> _WHAT NEEDS TO BE DONE_
Return each line of the data below exactly, omitting any pictures.

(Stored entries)
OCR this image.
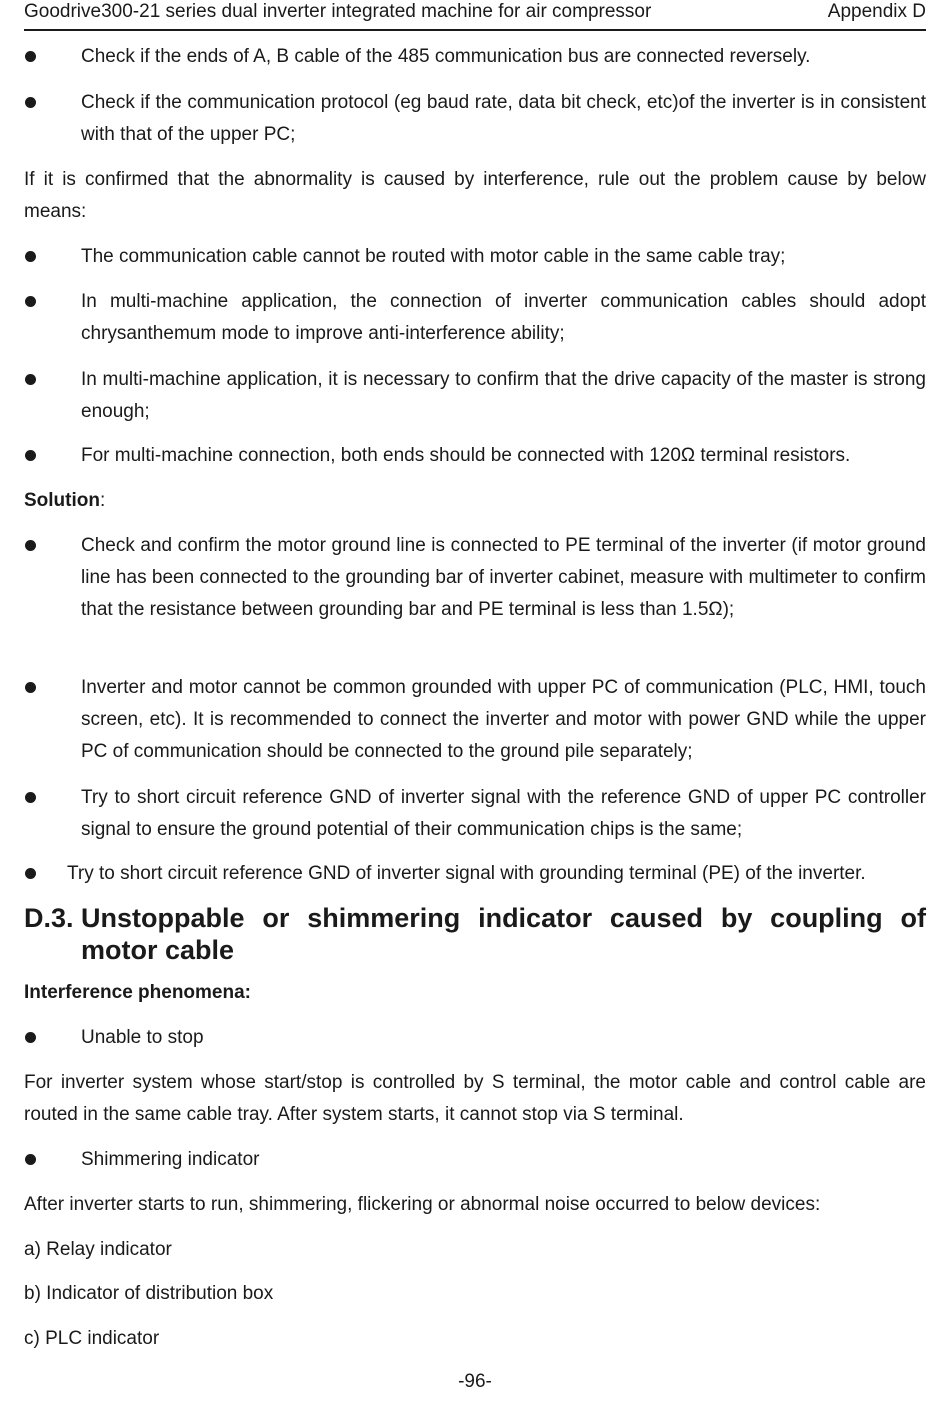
Goodrive300-21 series dual inverter integrated machine for air compressor	Appendix D
Check if the ends of A, B cable of the 485 communication bus are connected reversely.
Check if the communication protocol (eg baud rate, data bit check, etc)of the inverter is in consistent with that of the upper PC;

If it is confirmed that the abnormality is caused by interference, rule out the problem cause by below means:

The communication cable cannot be routed with motor cable in the same cable tray;
In multi-machine application, the connection of inverter communication cables should adopt chrysanthemum mode to improve anti-interference ability;
In multi-machine application, it is necessary to confirm that the drive capacity of the master is strong enough;
For multi-machine connection, both ends should be connected with 120Ω terminal resistors.

Solution:

Check and confirm the motor ground line is connected to PE terminal of the inverter (if motor ground line has been connected to the grounding bar of inverter cabinet, measure with multimeter to confirm that the resistance between grounding bar and PE terminal is less than 1.5Ω);
Inverter and motor cannot be common grounded with upper PC of communication (PLC, HMI, touch screen, etc). It is recommended to connect the inverter and motor with power GND while the upper PC of communication should be connected to the ground pile separately;
Try to short circuit reference GND of inverter signal with the reference GND of upper PC controller signal to ensure the ground potential of their communication chips is the same;
Try to short circuit reference GND of inverter signal with grounding terminal (PE) of the inverter.
D.3. Unstoppable or shimmering indicator caused by coupling of motor cable

Interference phenomena:

Unable to stop

For inverter system whose start/stop is controlled by S terminal, the motor cable and control cable are routed in the same cable tray. After system starts, it cannot stop via S terminal.

Shimmering indicator

After inverter starts to run, shimmering, flickering or abnormal noise occurred to below devices:

a) Relay indicator

b) Indicator of distribution box

c) PLC indicator

-96-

> _CORRECT OUTPUT_
OCR this image.
Goodrive300-21 series dual inverter integrated machine for air compressor	Appendix D
Check if the ends of A, B cable of the 485 communication bus are connected reversely.
Check if the communication protocol (eg baud rate, data bit check, etc)of the inverter is in consistent with that of the upper PC;

If it is confirmed that the abnormality is caused by interference, rule out the problem cause by below means:

The communication cable cannot be routed with motor cable in the same cable tray;
In multi-machine application, the connection of inverter communication cables should adopt chrysanthemum mode to improve anti-interference ability;
In multi-machine application, it is necessary to confirm that the drive capacity of the master is strong enough;
For multi-machine connection, both ends should be connected with 120Ω terminal resistors.

Solution:

Check and confirm the motor ground line is connected to PE terminal of the inverter (if motor ground line has been connected to the grounding bar of inverter cabinet, measure with multimeter to confirm that the resistance between grounding bar and PE terminal is less than 1.5Ω);
Inverter and motor cannot be common grounded with upper PC of communication (PLC, HMI, touch screen, etc). It is recommended to connect the inverter and motor with power GND while the upper PC of communication should be connected to the ground pile separately;
Try to short circuit reference GND of inverter signal with the reference GND of upper PC controller signal to ensure the ground potential of their communication chips is the same;
Try to short circuit reference GND of inverter signal with grounding terminal (PE) of the inverter.
D.3. Unstoppable or shimmering indicator caused by coupling of motor cable

Interference phenomena:

Unable to stop

For inverter system whose start/stop is controlled by S terminal, the motor cable and control cable are routed in the same cable tray. After system starts, it cannot stop via S terminal.

Shimmering indicator

After inverter starts to run, shimmering, flickering or abnormal noise occurred to below devices:

a) Relay indicator

b) Indicator of distribution box

c) PLC indicator

-96-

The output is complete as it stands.